----- Supplied material

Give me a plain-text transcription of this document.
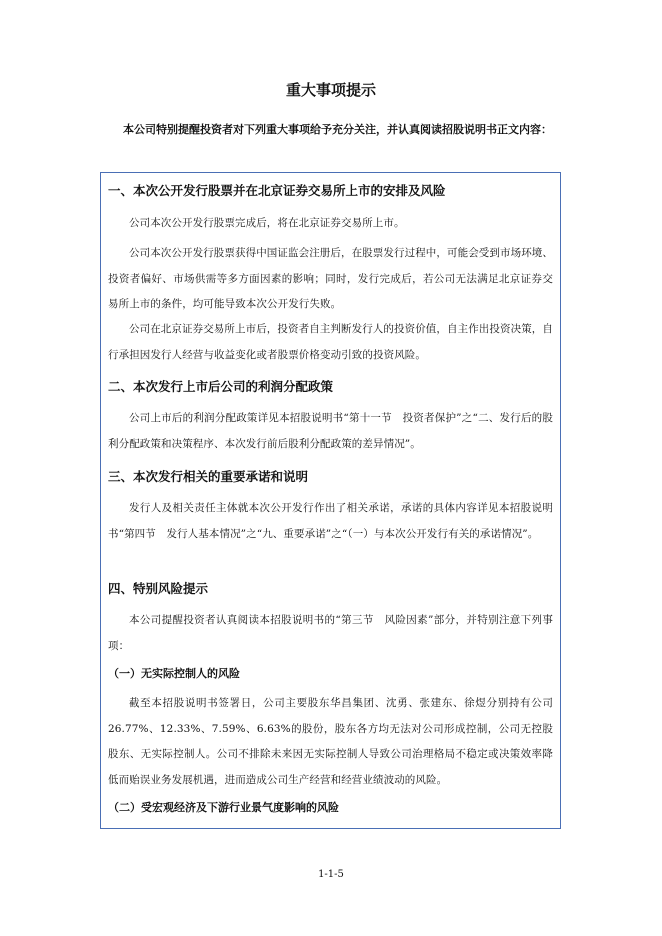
重大事项提示
本公司特别提醒投资者对下列重大事项给予充分关注，并认真阅读招股说明书正文内容：
一、本次公开发行股票并在北京证券交易所上市的安排及风险
公司本次公开发行股票完成后，将在北京证券交易所上市。
公司本次公开发行股票获得中国证监会注册后，在股票发行过程中，可能会受到市场环境、投资者偏好、市场供需等多方面因素的影响；同时，发行完成后，若公司无法满足北京证券交易所上市的条件，均可能导致本次公开发行失败。
公司在北京证券交易所上市后，投资者自主判断发行人的投资价值，自主作出投资决策，自行承担因发行人经营与收益变化或者股票价格变动引致的投资风险。
二、本次发行上市后公司的利润分配政策
公司上市后的利润分配政策详见本招股说明书“第十一节　投资者保护”之“二、发行后的股利分配政策和决策程序、本次发行前后股利分配政策的差异情况”。
三、本次发行相关的重要承诺和说明
发行人及相关责任主体就本次公开发行作出了相关承诺，承诺的具体内容详见本招股说明书“第四节　发行人基本情况”之“九、重要承诺”之“（一）与本次公开发行有关的承诺情况”。
四、特别风险提示
本公司提醒投资者认真阅读本招股说明书的“第三节　风险因素”部分，并特别注意下列事项：
（一）无实际控制人的风险
截至本招股说明书签署日，公司主要股东华昌集团、沈勇、张建东、徐煜分别持有公司26.77%、12.33%、7.59%、6.63%的股份，股东各方均无法对公司形成控制，公司无控股股东、无实际控制人。公司不排除未来因无实际控制人导致公司治理格局不稳定或决策效率降低而贻误业务发展机遇，进而造成公司生产经营和经营业绩波动的风险。
（二）受宏观经济及下游行业景气度影响的风险
1-1-5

----------

> [Aim]:
What comes back should match the records exactly, minus any pictures.

> [Task solution]:
Give me a plain-text transcription of this document.
重大事项提示
本公司特别提醒投资者对下列重大事项给予充分关注，并认真阅读招股说明书正文内容：
一、本次公开发行股票并在北京证券交易所上市的安排及风险
公司本次公开发行股票完成后，将在北京证券交易所上市。
公司本次公开发行股票获得中国证监会注册后，在股票发行过程中，可能会受到市场环境、投资者偏好、市场供需等多方面因素的影响；同时，发行完成后，若公司无法满足北京证券交易所上市的条件，均可能导致本次公开发行失败。
公司在北京证券交易所上市后，投资者自主判断发行人的投资价值，自主作出投资决策，自行承担因发行人经营与收益变化或者股票价格变动引致的投资风险。
二、本次发行上市后公司的利润分配政策
公司上市后的利润分配政策详见本招股说明书“第十一节　投资者保护”之“二、发行后的股利分配政策和决策程序、本次发行前后股利分配政策的差异情况”。
三、本次发行相关的重要承诺和说明
发行人及相关责任主体就本次公开发行作出了相关承诺，承诺的具体内容详见本招股说明书“第四节　发行人基本情况”之“九、重要承诺”之“（一）与本次公开发行有关的承诺情况”。
四、特别风险提示
本公司提醒投资者认真阅读本招股说明书的“第三节　风险因素”部分，并特别注意下列事项：
（一）无实际控制人的风险
截至本招股说明书签署日，公司主要股东华昌集团、沈勇、张建东、徐煜分别持有公司26.77%、12.33%、7.59%、6.63%的股份，股东各方均无法对公司形成控制，公司无控股股东、无实际控制人。公司不排除未来因无实际控制人导致公司治理格局不稳定或决策效率降低而贻误业务发展机遇，进而造成公司生产经营和经营业绩波动的风险。
（二）受宏观经济及下游行业景气度影响的风险
1-1-5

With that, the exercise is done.